In the records below, which lines include "diets"? Copy them.

(Document page data)

────────────────────────────────────────

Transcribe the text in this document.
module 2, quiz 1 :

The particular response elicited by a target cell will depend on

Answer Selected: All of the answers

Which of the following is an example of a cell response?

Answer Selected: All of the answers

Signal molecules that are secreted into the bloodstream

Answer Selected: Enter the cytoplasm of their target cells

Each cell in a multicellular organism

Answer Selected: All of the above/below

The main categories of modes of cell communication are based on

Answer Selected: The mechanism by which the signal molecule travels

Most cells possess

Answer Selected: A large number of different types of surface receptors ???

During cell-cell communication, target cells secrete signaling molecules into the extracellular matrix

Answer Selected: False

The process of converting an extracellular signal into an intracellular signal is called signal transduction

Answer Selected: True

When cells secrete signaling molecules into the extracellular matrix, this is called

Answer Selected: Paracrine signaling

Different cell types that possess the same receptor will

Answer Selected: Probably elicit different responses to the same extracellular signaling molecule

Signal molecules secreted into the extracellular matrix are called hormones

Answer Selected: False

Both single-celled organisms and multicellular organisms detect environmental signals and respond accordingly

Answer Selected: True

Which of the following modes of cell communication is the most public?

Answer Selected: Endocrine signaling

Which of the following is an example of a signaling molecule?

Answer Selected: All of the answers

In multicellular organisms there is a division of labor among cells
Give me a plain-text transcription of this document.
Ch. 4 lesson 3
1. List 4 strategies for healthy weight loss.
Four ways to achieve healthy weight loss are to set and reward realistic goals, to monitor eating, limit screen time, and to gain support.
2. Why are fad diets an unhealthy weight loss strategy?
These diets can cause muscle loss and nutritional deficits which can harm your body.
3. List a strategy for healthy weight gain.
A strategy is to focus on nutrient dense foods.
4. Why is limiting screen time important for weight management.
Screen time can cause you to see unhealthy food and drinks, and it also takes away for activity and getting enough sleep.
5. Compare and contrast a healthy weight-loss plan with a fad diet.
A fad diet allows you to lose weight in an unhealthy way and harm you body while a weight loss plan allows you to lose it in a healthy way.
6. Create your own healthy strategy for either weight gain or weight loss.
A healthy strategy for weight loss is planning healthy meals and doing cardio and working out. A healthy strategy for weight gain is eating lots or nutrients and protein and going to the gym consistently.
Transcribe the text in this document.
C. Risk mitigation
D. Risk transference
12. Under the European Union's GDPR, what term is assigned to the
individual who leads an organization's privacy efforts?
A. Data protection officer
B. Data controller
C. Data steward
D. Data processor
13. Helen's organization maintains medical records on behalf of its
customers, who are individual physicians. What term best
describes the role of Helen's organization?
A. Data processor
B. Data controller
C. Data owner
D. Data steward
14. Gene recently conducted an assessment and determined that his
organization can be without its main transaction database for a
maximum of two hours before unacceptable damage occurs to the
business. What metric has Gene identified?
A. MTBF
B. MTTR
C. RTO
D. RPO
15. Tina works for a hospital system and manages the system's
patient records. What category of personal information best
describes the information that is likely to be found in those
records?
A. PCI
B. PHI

────────────────────────────────────────

**Reply:**
2. Why are fad diets an unhealthy weight loss strategy?
These diets can cause muscle loss and nutritional deficits which can harm your body.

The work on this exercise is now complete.